» **SUPPLIED DATA**:
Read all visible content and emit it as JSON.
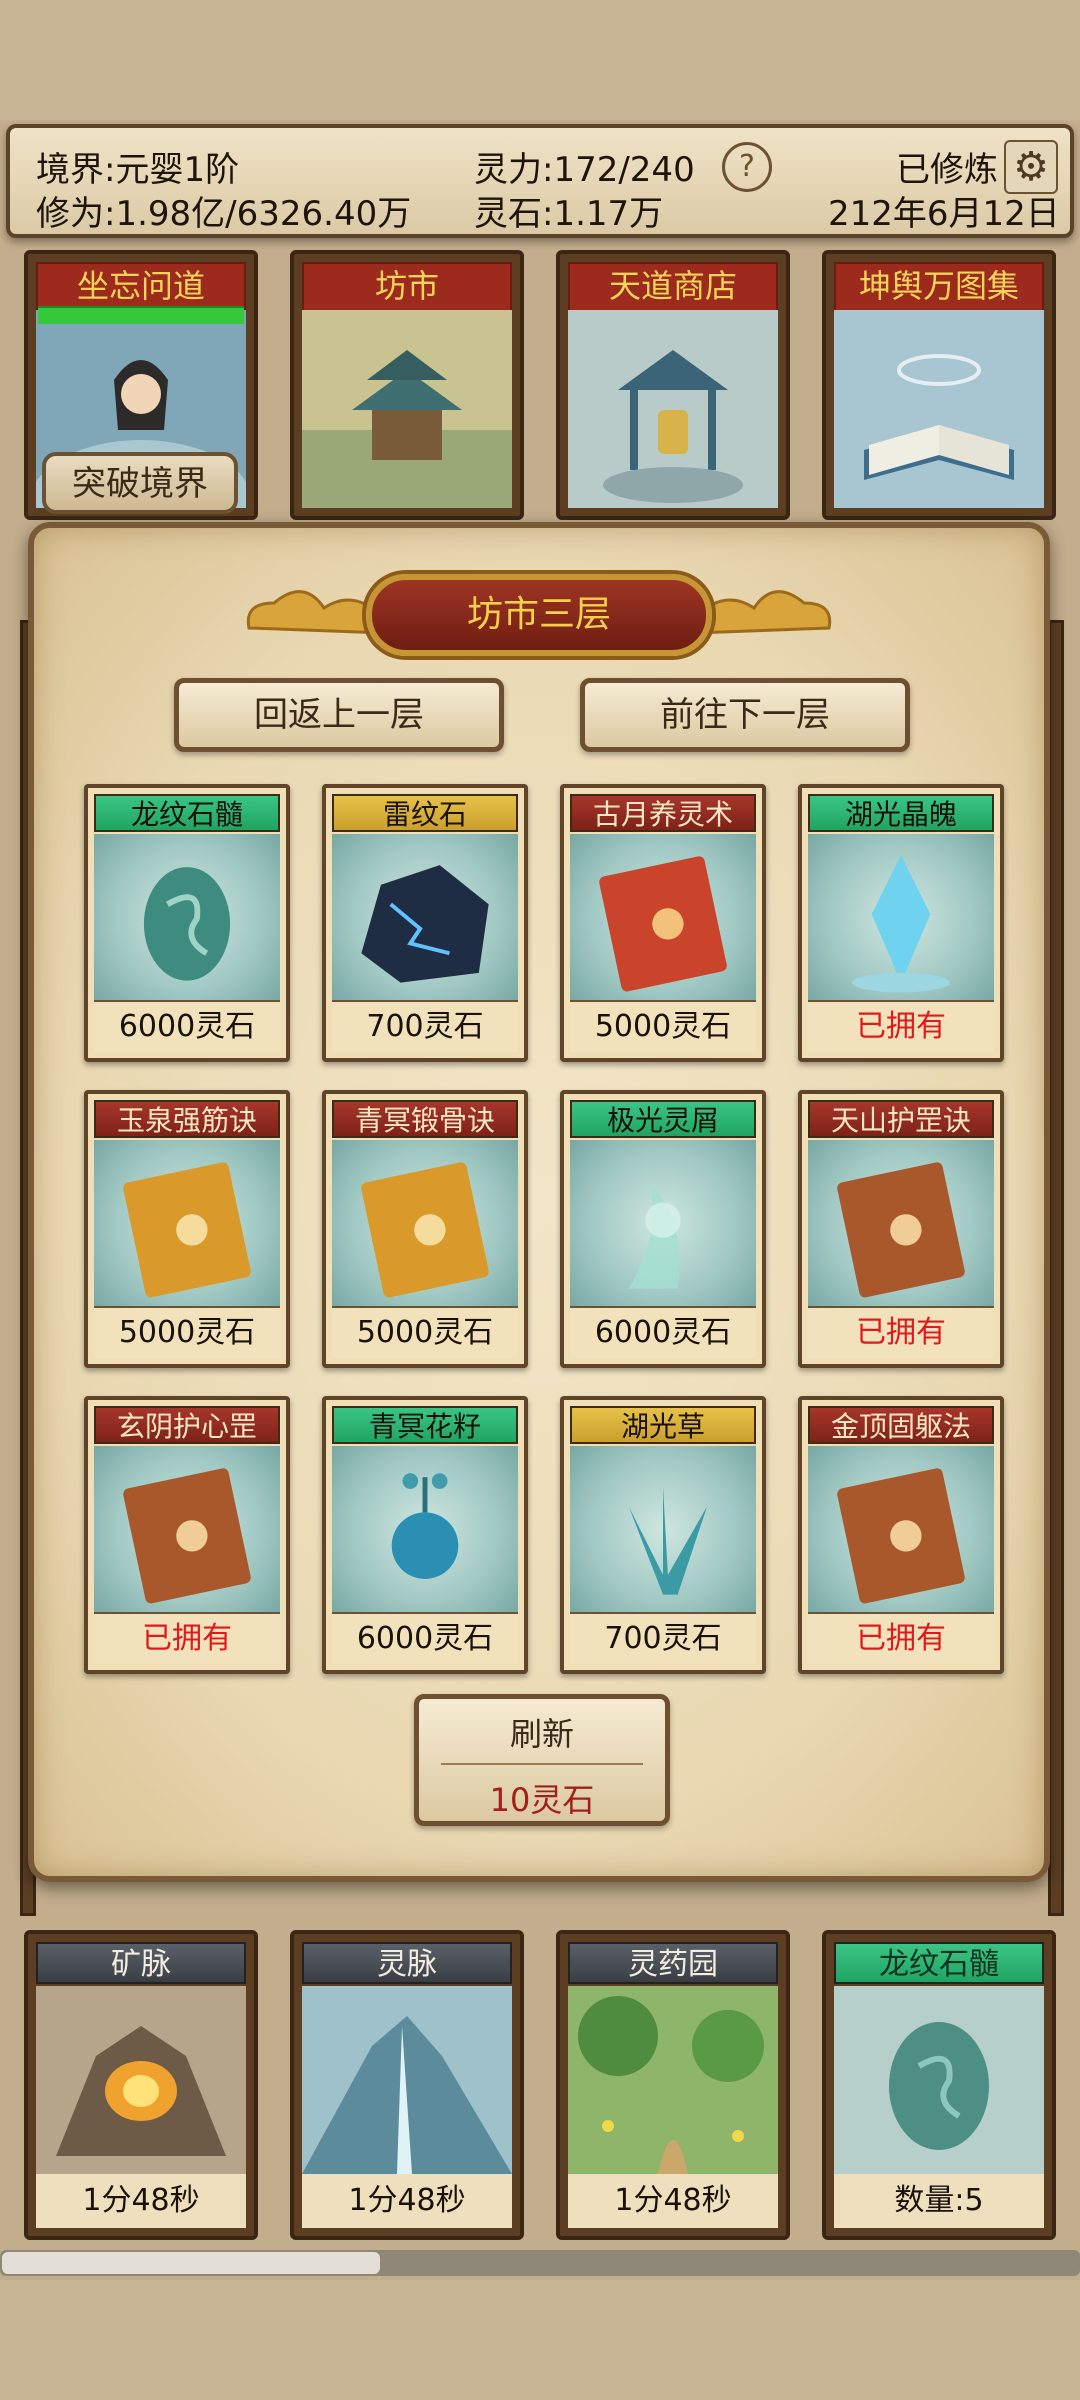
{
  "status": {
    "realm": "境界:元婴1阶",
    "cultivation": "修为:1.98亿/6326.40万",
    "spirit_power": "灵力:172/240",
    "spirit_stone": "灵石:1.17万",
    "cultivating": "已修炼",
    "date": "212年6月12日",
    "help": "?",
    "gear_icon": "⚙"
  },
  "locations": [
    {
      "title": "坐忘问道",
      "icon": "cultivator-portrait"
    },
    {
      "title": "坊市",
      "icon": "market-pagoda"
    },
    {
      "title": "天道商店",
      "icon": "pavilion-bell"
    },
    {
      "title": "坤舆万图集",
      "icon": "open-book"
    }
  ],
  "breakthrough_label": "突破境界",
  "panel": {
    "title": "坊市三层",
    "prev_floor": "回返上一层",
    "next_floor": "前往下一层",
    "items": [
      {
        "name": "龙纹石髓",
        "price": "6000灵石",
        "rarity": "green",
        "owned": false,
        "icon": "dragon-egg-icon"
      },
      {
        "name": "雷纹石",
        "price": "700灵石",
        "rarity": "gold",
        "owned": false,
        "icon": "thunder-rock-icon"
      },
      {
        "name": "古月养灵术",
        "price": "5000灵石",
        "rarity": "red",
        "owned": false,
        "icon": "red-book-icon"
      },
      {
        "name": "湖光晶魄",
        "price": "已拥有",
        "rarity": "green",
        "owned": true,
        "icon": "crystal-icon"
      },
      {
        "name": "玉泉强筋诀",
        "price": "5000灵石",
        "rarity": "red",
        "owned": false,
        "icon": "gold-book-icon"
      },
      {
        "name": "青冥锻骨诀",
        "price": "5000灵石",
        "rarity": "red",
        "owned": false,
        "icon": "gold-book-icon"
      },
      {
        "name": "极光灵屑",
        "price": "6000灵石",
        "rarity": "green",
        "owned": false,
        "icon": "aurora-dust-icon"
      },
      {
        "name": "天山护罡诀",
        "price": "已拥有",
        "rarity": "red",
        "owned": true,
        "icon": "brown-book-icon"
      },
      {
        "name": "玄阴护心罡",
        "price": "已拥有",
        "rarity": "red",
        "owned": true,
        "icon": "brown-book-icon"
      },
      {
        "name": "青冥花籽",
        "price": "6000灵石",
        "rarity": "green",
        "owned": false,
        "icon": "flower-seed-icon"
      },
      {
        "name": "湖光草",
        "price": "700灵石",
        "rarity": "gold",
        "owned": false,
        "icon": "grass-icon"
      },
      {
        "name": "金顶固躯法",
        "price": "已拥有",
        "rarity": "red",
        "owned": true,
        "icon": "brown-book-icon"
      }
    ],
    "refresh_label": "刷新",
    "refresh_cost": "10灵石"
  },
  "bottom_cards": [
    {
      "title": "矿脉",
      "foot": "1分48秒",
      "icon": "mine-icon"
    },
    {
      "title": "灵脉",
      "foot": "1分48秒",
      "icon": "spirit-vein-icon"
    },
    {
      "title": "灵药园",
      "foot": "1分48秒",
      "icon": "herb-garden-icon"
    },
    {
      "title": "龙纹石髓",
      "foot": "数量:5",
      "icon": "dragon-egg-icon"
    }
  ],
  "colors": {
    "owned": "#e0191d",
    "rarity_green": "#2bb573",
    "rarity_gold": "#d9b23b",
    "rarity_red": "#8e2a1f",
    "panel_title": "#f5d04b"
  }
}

» **DIRECTIONS**:
Using the records above, retype everything exactly except the pictures.

» **SOLUTION BELOW**:
Read all visible content and emit it as JSON.
{
  "status": {
    "realm": "境界:元婴1阶",
    "cultivation": "修为:1.98亿/6326.40万",
    "spirit_power": "灵力:172/240",
    "spirit_stone": "灵石:1.17万",
    "cultivating": "已修炼",
    "date": "212年6月12日",
    "help": "?",
    "gear_icon": "⚙"
  },
  "locations": [
    {
      "title": "坐忘问道",
      "icon": "cultivator-portrait"
    },
    {
      "title": "坊市",
      "icon": "market-pagoda"
    },
    {
      "title": "天道商店",
      "icon": "pavilion-bell"
    },
    {
      "title": "坤舆万图集",
      "icon": "open-book"
    }
  ],
  "breakthrough_label": "突破境界",
  "panel": {
    "title": "坊市三层",
    "prev_floor": "回返上一层",
    "next_floor": "前往下一层",
    "items": [
      {
        "name": "龙纹石髓",
        "price": "6000灵石",
        "rarity": "green",
        "owned": false,
        "icon": "dragon-egg-icon"
      },
      {
        "name": "雷纹石",
        "price": "700灵石",
        "rarity": "gold",
        "owned": false,
        "icon": "thunder-rock-icon"
      },
      {
        "name": "古月养灵术",
        "price": "5000灵石",
        "rarity": "red",
        "owned": false,
        "icon": "red-book-icon"
      },
      {
        "name": "湖光晶魄",
        "price": "已拥有",
        "rarity": "green",
        "owned": true,
        "icon": "crystal-icon"
      },
      {
        "name": "玉泉强筋诀",
        "price": "5000灵石",
        "rarity": "red",
        "owned": false,
        "icon": "gold-book-icon"
      },
      {
        "name": "青冥锻骨诀",
        "price": "5000灵石",
        "rarity": "red",
        "owned": false,
        "icon": "gold-book-icon"
      },
      {
        "name": "极光灵屑",
        "price": "6000灵石",
        "rarity": "green",
        "owned": false,
        "icon": "aurora-dust-icon"
      },
      {
        "name": "天山护罡诀",
        "price": "已拥有",
        "rarity": "red",
        "owned": true,
        "icon": "brown-book-icon"
      },
      {
        "name": "玄阴护心罡",
        "price": "已拥有",
        "rarity": "red",
        "owned": true,
        "icon": "brown-book-icon"
      },
      {
        "name": "青冥花籽",
        "price": "6000灵石",
        "rarity": "green",
        "owned": false,
        "icon": "flower-seed-icon"
      },
      {
        "name": "湖光草",
        "price": "700灵石",
        "rarity": "gold",
        "owned": false,
        "icon": "grass-icon"
      },
      {
        "name": "金顶固躯法",
        "price": "已拥有",
        "rarity": "red",
        "owned": true,
        "icon": "brown-book-icon"
      }
    ],
    "refresh_label": "刷新",
    "refresh_cost": "10灵石"
  },
  "bottom_cards": [
    {
      "title": "矿脉",
      "foot": "1分48秒",
      "icon": "mine-icon"
    },
    {
      "title": "灵脉",
      "foot": "1分48秒",
      "icon": "spirit-vein-icon"
    },
    {
      "title": "灵药园",
      "foot": "1分48秒",
      "icon": "herb-garden-icon"
    },
    {
      "title": "龙纹石髓",
      "foot": "数量:5",
      "icon": "dragon-egg-icon"
    }
  ],
  "colors": {
    "owned": "#e0191d",
    "rarity_green": "#2bb573",
    "rarity_gold": "#d9b23b",
    "rarity_red": "#8e2a1f",
    "panel_title": "#f5d04b"
  }
}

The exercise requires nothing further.